▶ Set task
Only the number is needed: how many lines of the records include "plans"?

▶ Entries
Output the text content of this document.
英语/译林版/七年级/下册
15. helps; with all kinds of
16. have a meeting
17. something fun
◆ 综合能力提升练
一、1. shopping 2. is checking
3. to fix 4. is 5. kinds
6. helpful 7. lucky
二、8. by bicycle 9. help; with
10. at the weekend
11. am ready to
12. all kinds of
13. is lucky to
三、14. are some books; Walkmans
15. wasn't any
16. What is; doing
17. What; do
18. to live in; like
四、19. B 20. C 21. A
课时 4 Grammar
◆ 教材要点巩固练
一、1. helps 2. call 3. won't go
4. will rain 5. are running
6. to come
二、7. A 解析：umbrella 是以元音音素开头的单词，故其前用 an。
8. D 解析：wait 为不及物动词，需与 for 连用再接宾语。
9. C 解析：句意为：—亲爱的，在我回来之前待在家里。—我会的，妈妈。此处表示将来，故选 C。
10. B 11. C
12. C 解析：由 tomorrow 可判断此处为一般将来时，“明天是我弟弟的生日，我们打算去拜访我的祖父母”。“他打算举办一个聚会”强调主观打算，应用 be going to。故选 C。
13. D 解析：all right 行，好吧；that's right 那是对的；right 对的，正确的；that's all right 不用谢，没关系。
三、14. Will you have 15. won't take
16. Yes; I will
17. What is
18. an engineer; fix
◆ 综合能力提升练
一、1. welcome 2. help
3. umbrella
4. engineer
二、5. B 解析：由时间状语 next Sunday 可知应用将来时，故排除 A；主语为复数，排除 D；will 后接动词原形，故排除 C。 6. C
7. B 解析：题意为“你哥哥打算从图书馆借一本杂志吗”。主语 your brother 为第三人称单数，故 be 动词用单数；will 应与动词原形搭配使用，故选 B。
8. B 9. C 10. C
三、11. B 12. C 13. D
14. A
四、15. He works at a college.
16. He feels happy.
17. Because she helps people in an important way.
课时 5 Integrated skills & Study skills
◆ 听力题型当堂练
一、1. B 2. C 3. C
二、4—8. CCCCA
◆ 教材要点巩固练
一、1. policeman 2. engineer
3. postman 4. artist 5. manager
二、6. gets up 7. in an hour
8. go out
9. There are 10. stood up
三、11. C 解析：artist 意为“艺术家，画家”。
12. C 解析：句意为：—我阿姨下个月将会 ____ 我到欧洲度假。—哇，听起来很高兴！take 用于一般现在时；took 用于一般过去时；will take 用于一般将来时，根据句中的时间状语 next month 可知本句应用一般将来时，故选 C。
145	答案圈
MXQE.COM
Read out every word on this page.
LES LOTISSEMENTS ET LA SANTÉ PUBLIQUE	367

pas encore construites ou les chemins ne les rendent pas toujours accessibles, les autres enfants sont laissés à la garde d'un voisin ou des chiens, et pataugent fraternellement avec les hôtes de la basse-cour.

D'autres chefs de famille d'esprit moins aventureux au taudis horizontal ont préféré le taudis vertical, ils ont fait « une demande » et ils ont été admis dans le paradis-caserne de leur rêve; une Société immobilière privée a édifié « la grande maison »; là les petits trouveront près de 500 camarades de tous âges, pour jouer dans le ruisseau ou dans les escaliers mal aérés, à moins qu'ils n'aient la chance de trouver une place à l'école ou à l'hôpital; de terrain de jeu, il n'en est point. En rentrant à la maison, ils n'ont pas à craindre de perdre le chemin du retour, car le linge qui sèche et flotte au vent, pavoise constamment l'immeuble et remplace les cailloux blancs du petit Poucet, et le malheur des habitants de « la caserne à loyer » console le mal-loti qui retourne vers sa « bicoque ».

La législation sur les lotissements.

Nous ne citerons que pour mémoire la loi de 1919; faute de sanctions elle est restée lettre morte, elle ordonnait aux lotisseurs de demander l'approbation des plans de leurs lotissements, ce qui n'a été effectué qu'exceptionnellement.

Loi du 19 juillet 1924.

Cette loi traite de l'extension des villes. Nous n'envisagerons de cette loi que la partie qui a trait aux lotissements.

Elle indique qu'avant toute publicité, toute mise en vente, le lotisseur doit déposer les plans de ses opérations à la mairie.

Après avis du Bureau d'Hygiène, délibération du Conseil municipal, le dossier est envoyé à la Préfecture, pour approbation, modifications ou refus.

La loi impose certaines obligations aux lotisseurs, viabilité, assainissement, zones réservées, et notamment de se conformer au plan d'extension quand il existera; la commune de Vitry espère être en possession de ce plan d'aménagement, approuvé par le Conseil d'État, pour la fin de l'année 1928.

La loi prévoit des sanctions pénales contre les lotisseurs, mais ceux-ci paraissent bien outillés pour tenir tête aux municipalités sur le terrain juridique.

▶ Task response
2